§ **REGISTROS MOSTRADOS**:

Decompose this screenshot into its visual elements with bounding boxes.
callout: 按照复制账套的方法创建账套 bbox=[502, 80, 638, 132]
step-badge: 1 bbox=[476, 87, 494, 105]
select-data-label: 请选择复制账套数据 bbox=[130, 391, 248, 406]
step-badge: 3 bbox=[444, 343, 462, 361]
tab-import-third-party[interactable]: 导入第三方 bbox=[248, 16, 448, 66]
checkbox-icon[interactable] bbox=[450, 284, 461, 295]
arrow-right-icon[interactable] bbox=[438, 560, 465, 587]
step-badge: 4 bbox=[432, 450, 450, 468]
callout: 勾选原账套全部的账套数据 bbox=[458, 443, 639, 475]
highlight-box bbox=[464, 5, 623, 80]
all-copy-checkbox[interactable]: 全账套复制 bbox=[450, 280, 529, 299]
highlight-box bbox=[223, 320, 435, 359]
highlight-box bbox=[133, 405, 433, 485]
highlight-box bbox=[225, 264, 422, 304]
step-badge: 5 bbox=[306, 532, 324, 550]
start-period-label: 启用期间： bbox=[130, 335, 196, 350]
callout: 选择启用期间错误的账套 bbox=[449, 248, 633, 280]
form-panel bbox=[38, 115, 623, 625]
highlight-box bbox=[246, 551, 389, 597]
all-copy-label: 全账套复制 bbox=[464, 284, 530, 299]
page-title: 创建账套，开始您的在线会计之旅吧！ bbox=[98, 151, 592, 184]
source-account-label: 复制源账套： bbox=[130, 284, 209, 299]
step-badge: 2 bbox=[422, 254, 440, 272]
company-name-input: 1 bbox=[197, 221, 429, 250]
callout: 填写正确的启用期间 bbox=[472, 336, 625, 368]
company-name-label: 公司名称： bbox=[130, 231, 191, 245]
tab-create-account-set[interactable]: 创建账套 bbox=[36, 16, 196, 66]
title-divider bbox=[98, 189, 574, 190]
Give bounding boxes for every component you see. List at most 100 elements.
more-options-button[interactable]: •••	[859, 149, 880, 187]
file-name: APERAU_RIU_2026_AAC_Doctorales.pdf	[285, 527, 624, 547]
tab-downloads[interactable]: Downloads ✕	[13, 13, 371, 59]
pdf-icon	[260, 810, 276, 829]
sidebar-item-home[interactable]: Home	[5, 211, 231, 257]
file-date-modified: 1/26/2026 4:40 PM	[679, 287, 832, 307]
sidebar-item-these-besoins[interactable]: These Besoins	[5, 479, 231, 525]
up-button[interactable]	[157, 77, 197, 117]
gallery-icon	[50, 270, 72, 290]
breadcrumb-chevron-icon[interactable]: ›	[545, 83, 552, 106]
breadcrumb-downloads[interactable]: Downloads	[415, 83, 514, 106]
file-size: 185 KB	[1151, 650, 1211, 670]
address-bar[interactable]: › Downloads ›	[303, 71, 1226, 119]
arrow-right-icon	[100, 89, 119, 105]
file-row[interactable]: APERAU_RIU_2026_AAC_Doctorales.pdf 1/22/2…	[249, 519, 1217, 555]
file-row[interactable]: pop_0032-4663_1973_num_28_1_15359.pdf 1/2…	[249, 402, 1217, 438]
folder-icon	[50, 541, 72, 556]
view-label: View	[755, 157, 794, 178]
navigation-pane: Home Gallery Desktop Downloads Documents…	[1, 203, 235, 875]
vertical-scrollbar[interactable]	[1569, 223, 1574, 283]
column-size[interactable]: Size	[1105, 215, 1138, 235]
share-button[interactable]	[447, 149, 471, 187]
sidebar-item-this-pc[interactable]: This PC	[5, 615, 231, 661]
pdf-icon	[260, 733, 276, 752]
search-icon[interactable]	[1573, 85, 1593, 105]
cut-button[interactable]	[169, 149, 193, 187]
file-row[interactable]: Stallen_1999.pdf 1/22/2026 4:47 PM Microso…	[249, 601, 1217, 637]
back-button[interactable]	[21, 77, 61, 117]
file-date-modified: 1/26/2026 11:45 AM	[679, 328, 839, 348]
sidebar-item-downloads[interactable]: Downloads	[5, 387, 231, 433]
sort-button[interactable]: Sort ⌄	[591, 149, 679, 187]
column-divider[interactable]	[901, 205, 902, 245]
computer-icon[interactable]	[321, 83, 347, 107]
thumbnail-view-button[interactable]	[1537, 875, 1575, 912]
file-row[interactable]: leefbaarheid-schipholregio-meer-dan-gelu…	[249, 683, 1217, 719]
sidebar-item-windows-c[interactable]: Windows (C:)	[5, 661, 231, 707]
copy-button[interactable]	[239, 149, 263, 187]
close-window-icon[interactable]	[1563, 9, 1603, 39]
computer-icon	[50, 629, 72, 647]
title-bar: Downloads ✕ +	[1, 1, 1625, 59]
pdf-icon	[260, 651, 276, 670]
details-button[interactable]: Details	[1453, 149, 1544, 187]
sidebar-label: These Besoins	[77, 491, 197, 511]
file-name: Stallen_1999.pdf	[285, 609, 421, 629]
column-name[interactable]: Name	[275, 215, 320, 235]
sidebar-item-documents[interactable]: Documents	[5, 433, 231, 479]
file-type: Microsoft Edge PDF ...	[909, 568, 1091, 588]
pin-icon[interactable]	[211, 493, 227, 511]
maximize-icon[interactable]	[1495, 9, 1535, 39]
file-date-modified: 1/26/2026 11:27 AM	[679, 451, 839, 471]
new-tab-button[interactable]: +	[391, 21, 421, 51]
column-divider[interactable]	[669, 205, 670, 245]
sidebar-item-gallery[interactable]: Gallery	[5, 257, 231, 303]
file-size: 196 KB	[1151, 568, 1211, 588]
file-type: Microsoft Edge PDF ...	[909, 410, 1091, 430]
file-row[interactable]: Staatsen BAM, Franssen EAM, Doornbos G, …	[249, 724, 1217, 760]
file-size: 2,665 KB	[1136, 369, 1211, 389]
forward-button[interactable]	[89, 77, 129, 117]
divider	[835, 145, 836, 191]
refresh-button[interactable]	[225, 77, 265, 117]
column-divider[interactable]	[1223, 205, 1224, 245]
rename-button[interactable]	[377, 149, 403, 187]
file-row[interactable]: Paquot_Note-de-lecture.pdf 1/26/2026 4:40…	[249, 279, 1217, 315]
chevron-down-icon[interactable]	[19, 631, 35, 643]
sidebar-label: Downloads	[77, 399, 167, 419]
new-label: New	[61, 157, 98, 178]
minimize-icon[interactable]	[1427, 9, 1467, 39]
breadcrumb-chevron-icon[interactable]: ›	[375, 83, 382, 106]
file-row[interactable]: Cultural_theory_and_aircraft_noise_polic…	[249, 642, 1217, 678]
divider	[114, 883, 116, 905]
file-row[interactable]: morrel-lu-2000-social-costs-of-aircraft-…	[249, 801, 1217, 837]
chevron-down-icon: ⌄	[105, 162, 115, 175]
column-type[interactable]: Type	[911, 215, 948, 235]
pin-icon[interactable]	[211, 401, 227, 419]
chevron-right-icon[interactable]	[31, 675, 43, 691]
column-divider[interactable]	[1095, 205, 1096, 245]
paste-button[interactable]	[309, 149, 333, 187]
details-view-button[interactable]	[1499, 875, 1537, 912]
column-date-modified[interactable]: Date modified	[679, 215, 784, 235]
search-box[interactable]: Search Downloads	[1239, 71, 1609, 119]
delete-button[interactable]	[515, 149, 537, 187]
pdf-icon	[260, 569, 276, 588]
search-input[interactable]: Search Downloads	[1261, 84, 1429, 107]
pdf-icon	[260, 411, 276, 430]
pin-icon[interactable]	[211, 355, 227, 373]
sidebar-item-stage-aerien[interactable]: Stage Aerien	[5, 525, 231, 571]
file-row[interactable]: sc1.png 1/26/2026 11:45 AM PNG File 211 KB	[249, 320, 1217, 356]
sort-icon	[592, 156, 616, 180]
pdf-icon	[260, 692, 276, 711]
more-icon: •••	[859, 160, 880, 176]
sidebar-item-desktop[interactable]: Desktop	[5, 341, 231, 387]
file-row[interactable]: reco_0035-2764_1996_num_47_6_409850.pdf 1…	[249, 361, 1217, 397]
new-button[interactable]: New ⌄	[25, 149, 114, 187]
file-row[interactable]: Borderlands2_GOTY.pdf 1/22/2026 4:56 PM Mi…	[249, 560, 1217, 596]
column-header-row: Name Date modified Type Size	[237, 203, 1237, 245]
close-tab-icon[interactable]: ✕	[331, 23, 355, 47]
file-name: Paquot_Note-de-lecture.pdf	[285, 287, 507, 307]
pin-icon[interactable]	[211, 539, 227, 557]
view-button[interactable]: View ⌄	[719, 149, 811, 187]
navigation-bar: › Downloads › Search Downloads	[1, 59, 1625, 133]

§ **OBJETIVO DE LA TAREA**: Muestra cada línea de los registros que contenga la cadena "step".

§ **RESULTADO DE LA TAREA**:
step-badge: 1 bbox=[476, 87, 494, 105]
step-badge: 3 bbox=[444, 343, 462, 361]
step-badge: 4 bbox=[432, 450, 450, 468]
step-badge: 5 bbox=[306, 532, 324, 550]
step-badge: 2 bbox=[422, 254, 440, 272]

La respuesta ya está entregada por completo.